• [Saved dataset items]:
:::

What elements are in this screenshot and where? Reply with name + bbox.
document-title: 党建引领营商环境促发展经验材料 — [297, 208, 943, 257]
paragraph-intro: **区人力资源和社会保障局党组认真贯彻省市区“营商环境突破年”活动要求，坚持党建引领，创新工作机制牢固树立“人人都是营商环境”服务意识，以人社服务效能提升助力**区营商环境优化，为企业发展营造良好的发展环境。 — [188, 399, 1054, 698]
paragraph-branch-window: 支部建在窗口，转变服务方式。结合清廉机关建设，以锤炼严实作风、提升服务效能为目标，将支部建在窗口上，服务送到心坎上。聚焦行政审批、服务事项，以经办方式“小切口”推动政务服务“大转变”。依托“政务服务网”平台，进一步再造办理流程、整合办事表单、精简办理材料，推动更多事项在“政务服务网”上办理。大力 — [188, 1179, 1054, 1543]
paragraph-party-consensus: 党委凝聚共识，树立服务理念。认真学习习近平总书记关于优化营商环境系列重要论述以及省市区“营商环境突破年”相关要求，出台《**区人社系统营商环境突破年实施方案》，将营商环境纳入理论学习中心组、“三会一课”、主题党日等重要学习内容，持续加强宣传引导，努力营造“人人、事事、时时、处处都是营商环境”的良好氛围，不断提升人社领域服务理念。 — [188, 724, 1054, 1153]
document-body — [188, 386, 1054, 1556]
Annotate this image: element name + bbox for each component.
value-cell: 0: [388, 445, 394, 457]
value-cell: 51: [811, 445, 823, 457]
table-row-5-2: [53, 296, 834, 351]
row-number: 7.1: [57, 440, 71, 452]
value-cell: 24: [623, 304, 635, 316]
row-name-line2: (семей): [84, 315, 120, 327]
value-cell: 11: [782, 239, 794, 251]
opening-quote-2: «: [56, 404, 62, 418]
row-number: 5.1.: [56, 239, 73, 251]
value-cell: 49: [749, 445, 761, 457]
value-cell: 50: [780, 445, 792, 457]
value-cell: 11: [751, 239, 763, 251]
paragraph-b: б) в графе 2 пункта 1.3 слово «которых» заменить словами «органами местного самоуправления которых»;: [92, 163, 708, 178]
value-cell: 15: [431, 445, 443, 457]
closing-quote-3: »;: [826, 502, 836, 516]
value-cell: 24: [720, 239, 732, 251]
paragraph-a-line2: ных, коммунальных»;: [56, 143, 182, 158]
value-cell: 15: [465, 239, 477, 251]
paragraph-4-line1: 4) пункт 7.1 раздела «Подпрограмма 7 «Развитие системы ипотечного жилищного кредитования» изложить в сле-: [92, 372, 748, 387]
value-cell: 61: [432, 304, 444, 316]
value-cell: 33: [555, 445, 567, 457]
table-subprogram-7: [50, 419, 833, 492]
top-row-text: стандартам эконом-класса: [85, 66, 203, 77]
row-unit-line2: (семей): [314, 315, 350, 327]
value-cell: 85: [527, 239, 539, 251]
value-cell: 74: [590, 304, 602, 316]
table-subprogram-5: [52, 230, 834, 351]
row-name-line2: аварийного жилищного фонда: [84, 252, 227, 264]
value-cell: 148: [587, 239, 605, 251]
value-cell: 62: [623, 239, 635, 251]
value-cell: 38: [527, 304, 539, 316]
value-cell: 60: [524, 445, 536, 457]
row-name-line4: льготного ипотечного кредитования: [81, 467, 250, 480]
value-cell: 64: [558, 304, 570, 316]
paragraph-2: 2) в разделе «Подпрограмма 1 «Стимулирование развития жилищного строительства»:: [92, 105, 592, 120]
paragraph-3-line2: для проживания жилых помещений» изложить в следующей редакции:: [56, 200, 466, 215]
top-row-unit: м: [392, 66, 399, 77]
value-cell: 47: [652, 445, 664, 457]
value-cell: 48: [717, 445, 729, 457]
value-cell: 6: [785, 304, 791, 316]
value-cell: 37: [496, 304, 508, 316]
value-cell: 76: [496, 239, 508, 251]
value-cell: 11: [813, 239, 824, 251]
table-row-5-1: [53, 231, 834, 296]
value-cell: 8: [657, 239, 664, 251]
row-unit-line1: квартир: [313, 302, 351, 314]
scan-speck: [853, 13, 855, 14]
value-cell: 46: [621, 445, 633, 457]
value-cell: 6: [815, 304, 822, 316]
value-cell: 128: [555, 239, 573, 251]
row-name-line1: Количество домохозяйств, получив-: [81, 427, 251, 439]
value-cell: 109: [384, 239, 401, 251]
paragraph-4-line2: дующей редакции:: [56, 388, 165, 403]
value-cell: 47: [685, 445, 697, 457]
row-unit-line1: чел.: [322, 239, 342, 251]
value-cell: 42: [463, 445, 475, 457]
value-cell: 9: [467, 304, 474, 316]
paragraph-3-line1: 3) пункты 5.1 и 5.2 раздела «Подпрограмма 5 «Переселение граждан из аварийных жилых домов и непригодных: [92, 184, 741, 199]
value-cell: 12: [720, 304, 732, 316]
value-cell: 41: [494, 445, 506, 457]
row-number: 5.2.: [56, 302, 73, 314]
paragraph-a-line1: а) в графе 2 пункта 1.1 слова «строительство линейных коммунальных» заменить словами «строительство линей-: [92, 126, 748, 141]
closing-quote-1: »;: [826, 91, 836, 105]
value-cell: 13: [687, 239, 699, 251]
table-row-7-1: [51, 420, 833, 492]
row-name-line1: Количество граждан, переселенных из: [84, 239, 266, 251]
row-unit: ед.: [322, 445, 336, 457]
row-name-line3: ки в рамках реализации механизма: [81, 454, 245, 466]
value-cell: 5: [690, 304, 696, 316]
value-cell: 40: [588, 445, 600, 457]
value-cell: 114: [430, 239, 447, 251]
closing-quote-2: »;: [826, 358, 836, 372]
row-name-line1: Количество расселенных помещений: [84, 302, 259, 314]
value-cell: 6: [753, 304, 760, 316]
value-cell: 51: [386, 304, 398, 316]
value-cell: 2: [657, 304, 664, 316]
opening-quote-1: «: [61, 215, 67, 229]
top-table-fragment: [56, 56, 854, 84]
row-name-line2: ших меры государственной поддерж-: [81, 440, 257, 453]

:::

• [Written instruction]: Copy out every item above line for line, leaving each one unchanged.

• [Answer to the task]:
What elements are in this screenshot and where? Reply with name + bbox.
document-title: 党建引领营商环境促发展经验材料 — [297, 208, 943, 257]
paragraph-intro: **区人力资源和社会保障局党组认真贯彻省市区“营商环境突破年”活动要求，坚持党建引领，创新工作机制牢固树立“人人都是营商环境”服务意识，以人社服务效能提升助力**区营商环境优化，为企业发展营造良好的发展环境。 — [188, 399, 1054, 698]
paragraph-branch-window: 支部建在窗口，转变服务方式。结合清廉机关建设，以锤炼严实作风、提升服务效能为目标，将支部建在窗口上，服务送到心坎上。聚焦行政审批、服务事项，以经办方式“小切口”推动政务服务“大转变”。依托“政务服务网”平台，进一步再造办理流程、整合办事表单、精简办理材料，推动更多事项在“政务服务网”上办理。大力 — [188, 1179, 1054, 1543]
paragraph-party-consensus: 党委凝聚共识，树立服务理念。认真学习习近平总书记关于优化营商环境系列重要论述以及省市区“营商环境突破年”相关要求，出台《**区人社系统营商环境突破年实施方案》，将营商环境纳入理论学习中心组、“三会一课”、主题党日等重要学习内容，持续加强宣传引导，努力营造“人人、事事、时时、处处都是营商环境”的良好氛围，不断提升人社领域服务理念。 — [188, 724, 1054, 1153]
document-body — [188, 386, 1054, 1556]
Annotate this image: element name + bbox for each component.
value-cell: 0: [388, 445, 394, 457]
value-cell: 51: [811, 445, 823, 457]
table-row-5-2: [53, 296, 834, 351]
row-number: 7.1: [57, 440, 71, 452]
value-cell: 24: [623, 304, 635, 316]
row-name-line2: (семей): [84, 315, 120, 327]
value-cell: 11: [782, 239, 794, 251]
opening-quote-2: «: [56, 404, 62, 418]
row-number: 5.1.: [56, 239, 73, 251]
value-cell: 49: [749, 445, 761, 457]
value-cell: 50: [780, 445, 792, 457]
value-cell: 11: [751, 239, 763, 251]
paragraph-b: б) в графе 2 пункта 1.3 слово «которых» заменить словами «органами местного самоуправления которых»;: [92, 163, 708, 178]
value-cell: 15: [431, 445, 443, 457]
closing-quote-3: »;: [826, 502, 836, 516]
value-cell: 24: [720, 239, 732, 251]
paragraph-a-line2: ных, коммунальных»;: [56, 143, 182, 158]
value-cell: 15: [465, 239, 477, 251]
paragraph-4-line1: 4) пункт 7.1 раздела «Подпрограмма 7 «Развитие системы ипотечного жилищного кредитования» изложить в сле-: [92, 372, 748, 387]
value-cell: 61: [432, 304, 444, 316]
value-cell: 33: [555, 445, 567, 457]
table-subprogram-7: [50, 419, 833, 492]
top-row-text: стандартам эконом-класса: [85, 66, 203, 77]
row-unit-line2: (семей): [314, 315, 350, 327]
value-cell: 85: [527, 239, 539, 251]
value-cell: 74: [590, 304, 602, 316]
table-subprogram-5: [52, 230, 834, 351]
row-name-line2: аварийного жилищного фонда: [84, 252, 227, 264]
value-cell: 148: [587, 239, 605, 251]
value-cell: 62: [623, 239, 635, 251]
value-cell: 38: [527, 304, 539, 316]
value-cell: 60: [524, 445, 536, 457]
row-name-line4: льготного ипотечного кредитования: [81, 467, 250, 480]
value-cell: 64: [558, 304, 570, 316]
paragraph-2: 2) в разделе «Подпрограмма 1 «Стимулирование развития жилищного строительства»:: [92, 105, 592, 120]
paragraph-3-line2: для проживания жилых помещений» изложить в следующей редакции:: [56, 200, 466, 215]
top-row-unit: м: [392, 66, 399, 77]
value-cell: 47: [652, 445, 664, 457]
value-cell: 48: [717, 445, 729, 457]
value-cell: 6: [785, 304, 791, 316]
value-cell: 37: [496, 304, 508, 316]
value-cell: 76: [496, 239, 508, 251]
value-cell: 11: [813, 239, 824, 251]
table-row-5-1: [53, 231, 834, 296]
value-cell: 8: [657, 239, 664, 251]
row-unit-line1: квартир: [313, 302, 351, 314]
scan-speck: [853, 13, 855, 14]
value-cell: 46: [621, 445, 633, 457]
value-cell: 6: [815, 304, 822, 316]
value-cell: 128: [555, 239, 573, 251]
row-name-line1: Количество домохозяйств, получив-: [81, 427, 251, 439]
value-cell: 109: [384, 239, 401, 251]
paragraph-4-line2: дующей редакции:: [56, 388, 165, 403]
value-cell: 47: [685, 445, 697, 457]
row-unit-line1: чел.: [322, 239, 342, 251]
value-cell: 42: [463, 445, 475, 457]
value-cell: 9: [467, 304, 474, 316]
paragraph-3-line1: 3) пункты 5.1 и 5.2 раздела «Подпрограмма 5 «Переселение граждан из аварийных жилых домов и непригодных: [92, 184, 741, 199]
value-cell: 12: [720, 304, 732, 316]
value-cell: 41: [494, 445, 506, 457]
row-number: 5.2.: [56, 302, 73, 314]
paragraph-a-line1: а) в графе 2 пункта 1.1 слова «строительство линейных коммунальных» заменить словами «строительство линей-: [92, 126, 748, 141]
closing-quote-1: »;: [826, 91, 836, 105]
value-cell: 13: [687, 239, 699, 251]
table-row-7-1: [51, 420, 833, 492]
row-name-line1: Количество граждан, переселенных из: [84, 239, 266, 251]
row-unit: ед.: [322, 445, 336, 457]
row-name-line3: ки в рамках реализации механизма: [81, 454, 245, 466]
value-cell: 5: [690, 304, 696, 316]
value-cell: 40: [588, 445, 600, 457]
value-cell: 114: [430, 239, 447, 251]
closing-quote-2: »;: [826, 358, 836, 372]
row-name-line1: Количество расселенных помещений: [84, 302, 259, 314]
value-cell: 6: [753, 304, 760, 316]
value-cell: 51: [386, 304, 398, 316]
value-cell: 2: [657, 304, 664, 316]
opening-quote-1: «: [61, 215, 67, 229]
top-table-fragment: [56, 56, 854, 84]
row-name-line2: ших меры государственной поддерж-: [81, 440, 257, 453]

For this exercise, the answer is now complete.